▶ **Directive**: Identify the lines that contain the string "headline", then copy each of them.

▶ **Data to process**:
====

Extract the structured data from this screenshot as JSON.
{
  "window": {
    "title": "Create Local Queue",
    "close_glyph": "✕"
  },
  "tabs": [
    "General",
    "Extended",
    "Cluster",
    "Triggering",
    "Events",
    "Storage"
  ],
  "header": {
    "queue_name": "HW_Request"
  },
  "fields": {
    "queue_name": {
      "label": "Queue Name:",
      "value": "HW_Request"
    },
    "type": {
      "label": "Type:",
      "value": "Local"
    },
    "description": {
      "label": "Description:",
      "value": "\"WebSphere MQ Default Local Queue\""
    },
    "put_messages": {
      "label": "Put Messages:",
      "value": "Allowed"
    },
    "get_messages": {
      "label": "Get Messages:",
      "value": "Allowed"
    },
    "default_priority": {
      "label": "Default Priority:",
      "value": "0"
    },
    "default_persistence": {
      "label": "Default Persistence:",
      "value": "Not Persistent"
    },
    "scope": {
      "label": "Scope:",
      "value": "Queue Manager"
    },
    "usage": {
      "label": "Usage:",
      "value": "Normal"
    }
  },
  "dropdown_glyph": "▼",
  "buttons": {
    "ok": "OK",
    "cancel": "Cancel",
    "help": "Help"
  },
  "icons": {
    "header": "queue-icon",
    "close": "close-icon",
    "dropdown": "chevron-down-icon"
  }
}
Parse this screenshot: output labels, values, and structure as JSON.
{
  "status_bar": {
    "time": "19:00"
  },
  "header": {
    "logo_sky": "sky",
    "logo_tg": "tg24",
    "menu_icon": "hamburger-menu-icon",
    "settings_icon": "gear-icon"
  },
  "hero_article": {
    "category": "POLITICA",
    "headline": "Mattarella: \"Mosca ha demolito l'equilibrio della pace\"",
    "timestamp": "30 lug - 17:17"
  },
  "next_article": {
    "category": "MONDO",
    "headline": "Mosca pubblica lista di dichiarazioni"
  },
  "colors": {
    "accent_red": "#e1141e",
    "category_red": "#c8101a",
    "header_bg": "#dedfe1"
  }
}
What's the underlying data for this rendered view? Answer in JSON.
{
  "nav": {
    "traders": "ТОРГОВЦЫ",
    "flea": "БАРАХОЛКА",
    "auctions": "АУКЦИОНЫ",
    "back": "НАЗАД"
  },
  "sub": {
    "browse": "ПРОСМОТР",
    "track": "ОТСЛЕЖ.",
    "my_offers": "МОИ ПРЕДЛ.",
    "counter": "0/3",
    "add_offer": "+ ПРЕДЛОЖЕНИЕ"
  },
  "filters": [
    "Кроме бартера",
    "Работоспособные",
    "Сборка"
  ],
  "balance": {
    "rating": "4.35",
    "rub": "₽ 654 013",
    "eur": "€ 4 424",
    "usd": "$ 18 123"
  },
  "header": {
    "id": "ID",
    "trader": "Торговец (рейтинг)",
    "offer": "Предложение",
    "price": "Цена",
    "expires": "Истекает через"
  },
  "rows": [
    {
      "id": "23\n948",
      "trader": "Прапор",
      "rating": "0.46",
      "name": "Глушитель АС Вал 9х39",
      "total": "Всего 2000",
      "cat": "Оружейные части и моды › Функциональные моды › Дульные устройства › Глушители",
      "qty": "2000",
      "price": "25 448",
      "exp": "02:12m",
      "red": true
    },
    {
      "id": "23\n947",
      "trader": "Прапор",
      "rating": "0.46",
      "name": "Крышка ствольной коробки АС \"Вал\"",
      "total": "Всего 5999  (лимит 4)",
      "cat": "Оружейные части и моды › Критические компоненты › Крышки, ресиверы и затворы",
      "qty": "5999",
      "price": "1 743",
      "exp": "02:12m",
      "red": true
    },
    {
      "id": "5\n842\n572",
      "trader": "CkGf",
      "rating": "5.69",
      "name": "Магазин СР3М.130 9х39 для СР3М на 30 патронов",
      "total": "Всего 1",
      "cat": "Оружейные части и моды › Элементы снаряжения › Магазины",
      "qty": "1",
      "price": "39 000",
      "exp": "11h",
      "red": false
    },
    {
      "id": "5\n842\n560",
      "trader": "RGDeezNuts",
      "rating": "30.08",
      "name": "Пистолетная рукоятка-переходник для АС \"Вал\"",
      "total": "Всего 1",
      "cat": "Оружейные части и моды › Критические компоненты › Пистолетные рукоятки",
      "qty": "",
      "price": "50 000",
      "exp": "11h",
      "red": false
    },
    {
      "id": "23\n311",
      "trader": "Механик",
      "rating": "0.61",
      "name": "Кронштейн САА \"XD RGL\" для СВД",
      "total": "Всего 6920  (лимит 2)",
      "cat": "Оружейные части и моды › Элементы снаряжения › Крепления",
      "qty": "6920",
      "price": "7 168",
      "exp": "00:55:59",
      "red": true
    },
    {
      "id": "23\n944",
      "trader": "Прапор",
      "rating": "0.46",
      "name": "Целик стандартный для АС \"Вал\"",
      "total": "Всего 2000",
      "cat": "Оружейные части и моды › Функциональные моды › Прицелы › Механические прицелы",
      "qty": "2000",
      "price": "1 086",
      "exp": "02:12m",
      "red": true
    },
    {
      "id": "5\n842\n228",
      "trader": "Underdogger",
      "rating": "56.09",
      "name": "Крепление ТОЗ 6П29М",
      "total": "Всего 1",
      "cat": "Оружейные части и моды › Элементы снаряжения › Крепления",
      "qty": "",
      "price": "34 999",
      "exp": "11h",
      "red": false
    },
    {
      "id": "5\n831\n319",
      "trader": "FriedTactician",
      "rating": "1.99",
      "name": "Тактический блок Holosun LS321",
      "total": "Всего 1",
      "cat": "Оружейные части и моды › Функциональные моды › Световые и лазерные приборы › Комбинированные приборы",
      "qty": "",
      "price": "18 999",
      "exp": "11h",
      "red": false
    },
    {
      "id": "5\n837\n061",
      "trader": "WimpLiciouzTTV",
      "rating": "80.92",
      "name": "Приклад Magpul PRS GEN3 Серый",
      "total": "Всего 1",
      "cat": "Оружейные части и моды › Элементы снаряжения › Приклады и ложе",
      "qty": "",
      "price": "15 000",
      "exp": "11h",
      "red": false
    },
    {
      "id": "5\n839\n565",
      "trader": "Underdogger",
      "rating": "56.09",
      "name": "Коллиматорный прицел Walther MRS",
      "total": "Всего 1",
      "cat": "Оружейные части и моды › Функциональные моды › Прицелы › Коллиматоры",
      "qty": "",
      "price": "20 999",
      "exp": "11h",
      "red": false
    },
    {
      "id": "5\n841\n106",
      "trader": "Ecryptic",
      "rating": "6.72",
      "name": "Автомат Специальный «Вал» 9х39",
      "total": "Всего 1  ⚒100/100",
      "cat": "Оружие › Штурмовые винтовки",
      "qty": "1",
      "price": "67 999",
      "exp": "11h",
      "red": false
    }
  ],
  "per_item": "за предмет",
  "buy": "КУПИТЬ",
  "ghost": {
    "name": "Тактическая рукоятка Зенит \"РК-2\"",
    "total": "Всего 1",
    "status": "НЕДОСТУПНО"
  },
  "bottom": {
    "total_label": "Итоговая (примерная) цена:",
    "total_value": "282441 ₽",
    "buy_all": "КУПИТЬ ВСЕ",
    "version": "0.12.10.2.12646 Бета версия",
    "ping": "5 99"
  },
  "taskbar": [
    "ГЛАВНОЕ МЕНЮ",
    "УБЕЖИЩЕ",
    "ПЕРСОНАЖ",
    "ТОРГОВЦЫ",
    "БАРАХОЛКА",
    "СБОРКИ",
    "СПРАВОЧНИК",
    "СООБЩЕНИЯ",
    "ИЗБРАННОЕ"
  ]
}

====

▶ **Result**:
    "headline": "Mattarella: \"Mosca ha demolito l'equilibrio della pace\"",
    "headline": "Mosca pubblica lista di dichiarazioni"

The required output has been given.